# Goal of the exercise
Go over the entries below line by line, copying each one that contains the word "cuillères".

# Material for this exercise
* START *
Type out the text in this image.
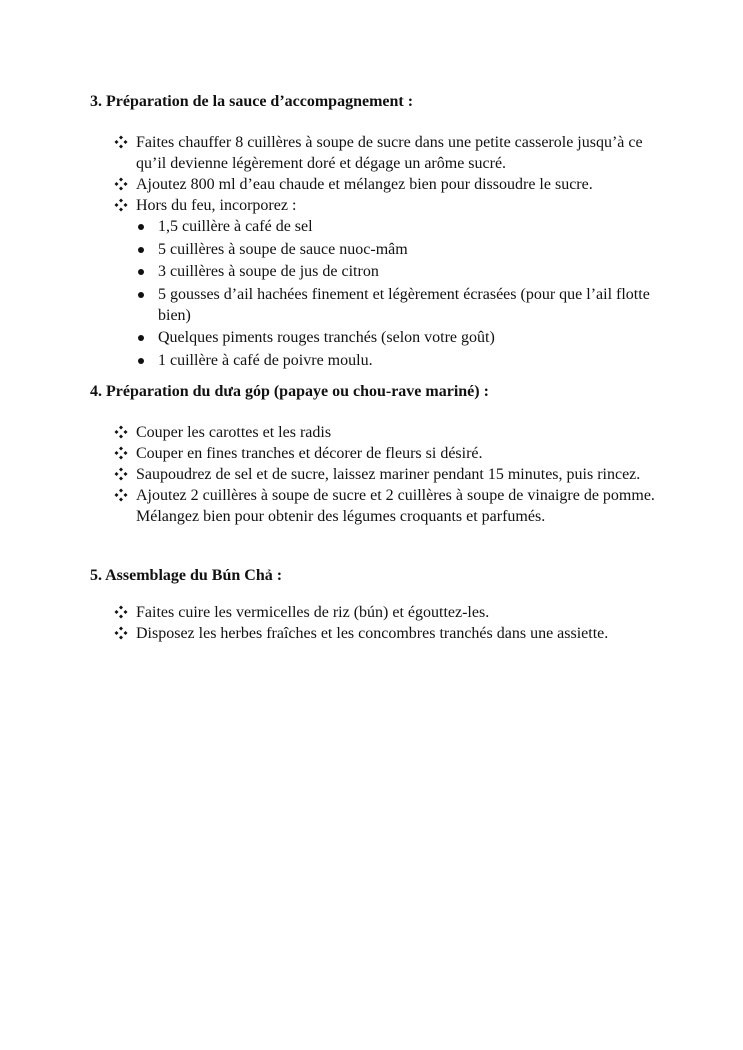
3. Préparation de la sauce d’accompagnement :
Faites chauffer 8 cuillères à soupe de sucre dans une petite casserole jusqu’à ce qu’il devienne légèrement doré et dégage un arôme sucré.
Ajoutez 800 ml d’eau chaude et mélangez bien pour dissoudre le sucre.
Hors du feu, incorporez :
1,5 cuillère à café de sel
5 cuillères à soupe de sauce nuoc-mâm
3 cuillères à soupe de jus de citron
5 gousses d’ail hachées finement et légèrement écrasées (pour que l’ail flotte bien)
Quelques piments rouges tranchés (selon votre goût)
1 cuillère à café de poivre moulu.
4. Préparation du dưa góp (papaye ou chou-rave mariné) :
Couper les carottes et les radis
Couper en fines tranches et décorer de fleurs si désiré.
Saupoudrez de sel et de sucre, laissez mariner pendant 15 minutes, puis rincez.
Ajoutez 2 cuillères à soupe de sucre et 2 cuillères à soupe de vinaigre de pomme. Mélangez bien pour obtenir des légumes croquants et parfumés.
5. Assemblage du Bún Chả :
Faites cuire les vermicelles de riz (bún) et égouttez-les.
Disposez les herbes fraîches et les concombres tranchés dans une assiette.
* END *
* START *
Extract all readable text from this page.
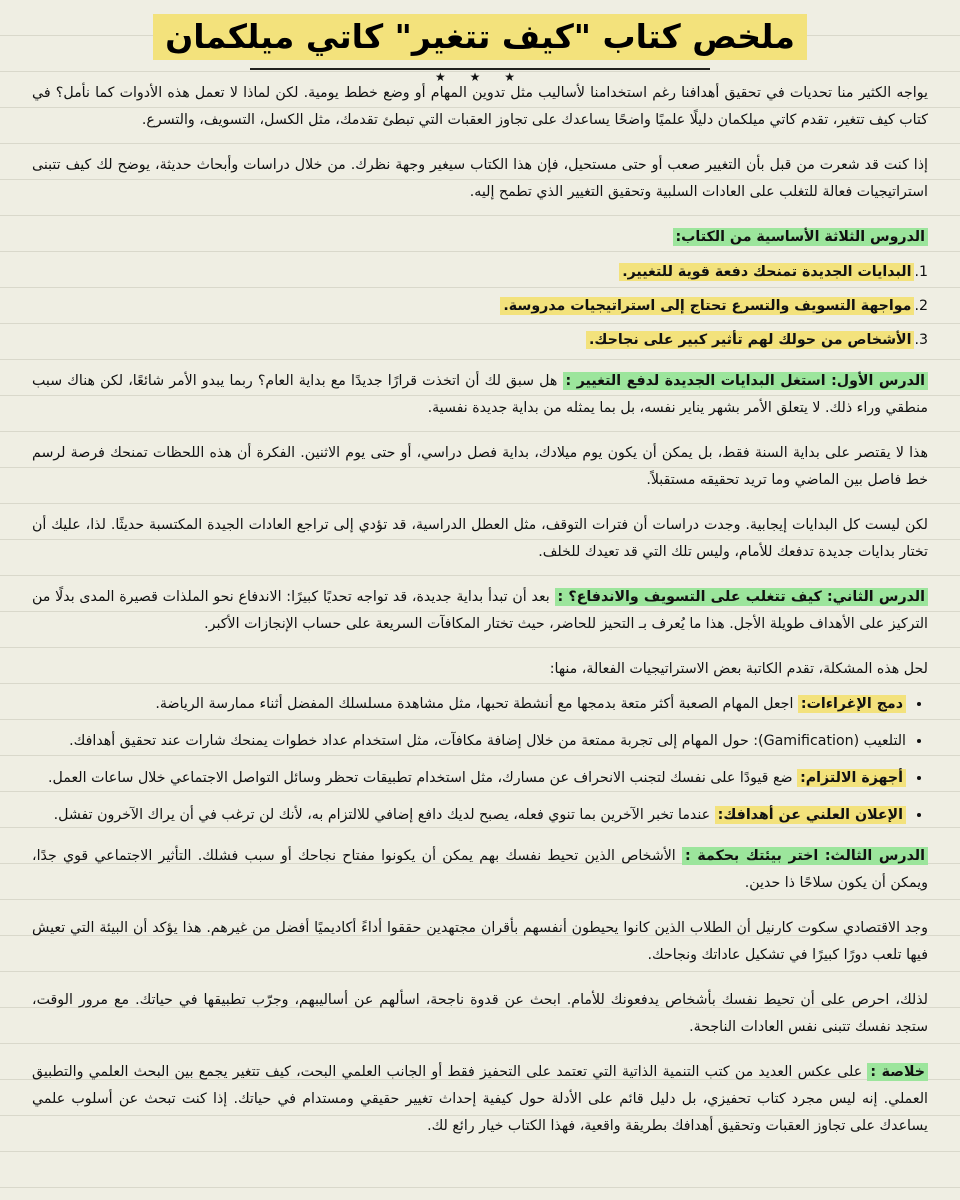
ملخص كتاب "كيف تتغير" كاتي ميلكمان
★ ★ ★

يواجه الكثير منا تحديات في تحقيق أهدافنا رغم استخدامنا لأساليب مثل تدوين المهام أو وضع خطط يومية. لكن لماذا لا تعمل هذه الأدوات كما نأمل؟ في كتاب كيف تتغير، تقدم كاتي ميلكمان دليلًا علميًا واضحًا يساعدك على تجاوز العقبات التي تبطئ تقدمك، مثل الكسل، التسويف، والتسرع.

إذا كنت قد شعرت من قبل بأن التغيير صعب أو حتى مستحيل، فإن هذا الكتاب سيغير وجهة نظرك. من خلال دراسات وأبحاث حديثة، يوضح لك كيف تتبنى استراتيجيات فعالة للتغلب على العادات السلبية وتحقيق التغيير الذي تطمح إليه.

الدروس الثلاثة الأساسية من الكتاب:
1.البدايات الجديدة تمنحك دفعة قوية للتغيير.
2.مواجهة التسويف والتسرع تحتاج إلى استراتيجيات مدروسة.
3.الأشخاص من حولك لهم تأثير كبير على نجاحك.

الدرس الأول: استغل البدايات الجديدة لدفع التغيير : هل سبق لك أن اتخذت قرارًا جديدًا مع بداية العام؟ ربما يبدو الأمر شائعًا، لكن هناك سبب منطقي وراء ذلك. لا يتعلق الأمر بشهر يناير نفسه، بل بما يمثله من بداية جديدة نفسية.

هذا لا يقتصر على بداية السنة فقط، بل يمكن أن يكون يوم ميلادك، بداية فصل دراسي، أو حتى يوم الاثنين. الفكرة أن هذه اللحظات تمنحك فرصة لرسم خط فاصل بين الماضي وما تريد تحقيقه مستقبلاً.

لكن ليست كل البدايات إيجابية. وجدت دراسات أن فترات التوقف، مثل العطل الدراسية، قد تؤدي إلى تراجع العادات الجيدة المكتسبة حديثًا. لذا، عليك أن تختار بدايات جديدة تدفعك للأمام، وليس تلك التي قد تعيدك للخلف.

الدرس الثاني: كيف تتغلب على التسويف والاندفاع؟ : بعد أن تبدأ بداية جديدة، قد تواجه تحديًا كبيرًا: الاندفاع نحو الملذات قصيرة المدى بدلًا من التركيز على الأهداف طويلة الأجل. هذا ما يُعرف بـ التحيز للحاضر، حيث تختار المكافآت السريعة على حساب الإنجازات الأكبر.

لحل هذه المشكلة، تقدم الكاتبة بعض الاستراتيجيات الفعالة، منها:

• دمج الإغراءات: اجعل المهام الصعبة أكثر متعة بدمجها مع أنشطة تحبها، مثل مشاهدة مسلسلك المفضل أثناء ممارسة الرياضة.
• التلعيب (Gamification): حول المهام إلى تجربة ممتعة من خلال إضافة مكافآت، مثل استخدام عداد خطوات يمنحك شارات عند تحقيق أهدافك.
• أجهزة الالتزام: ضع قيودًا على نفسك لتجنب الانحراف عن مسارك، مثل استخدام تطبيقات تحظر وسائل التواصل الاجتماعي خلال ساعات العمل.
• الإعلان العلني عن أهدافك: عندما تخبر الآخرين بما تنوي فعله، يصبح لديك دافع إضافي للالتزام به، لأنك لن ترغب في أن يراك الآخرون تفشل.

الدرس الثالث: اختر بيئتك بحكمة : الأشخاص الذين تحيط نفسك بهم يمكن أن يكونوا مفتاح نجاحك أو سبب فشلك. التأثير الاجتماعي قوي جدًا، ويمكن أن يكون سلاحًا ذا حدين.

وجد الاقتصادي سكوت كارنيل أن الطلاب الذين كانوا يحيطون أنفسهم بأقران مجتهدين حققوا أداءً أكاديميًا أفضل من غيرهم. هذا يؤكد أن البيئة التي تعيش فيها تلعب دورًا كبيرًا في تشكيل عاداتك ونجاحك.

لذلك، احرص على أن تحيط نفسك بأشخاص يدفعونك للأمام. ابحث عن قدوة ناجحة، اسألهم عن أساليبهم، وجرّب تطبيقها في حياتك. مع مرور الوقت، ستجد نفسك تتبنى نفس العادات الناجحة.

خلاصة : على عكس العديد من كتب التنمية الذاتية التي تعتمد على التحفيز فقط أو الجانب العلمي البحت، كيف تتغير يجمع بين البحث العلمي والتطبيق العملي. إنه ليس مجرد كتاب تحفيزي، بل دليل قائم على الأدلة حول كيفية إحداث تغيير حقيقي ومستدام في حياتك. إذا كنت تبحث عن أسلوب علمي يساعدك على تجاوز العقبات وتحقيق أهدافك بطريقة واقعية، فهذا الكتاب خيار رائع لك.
* END *
# Final answer
Faites chauffer 8 cuillères à soupe de sucre dans une petite casserole jusqu’à ce qu’il devienne légèrement doré et dégage un arôme sucré.
5 cuillères à soupe de sauce nuoc-mâm
3 cuillères à soupe de jus de citron
Ajoutez 2 cuillères à soupe de sucre et 2 cuillères à soupe de vinaigre de pomme. Mélangez bien pour obtenir des légumes croquants et parfumés.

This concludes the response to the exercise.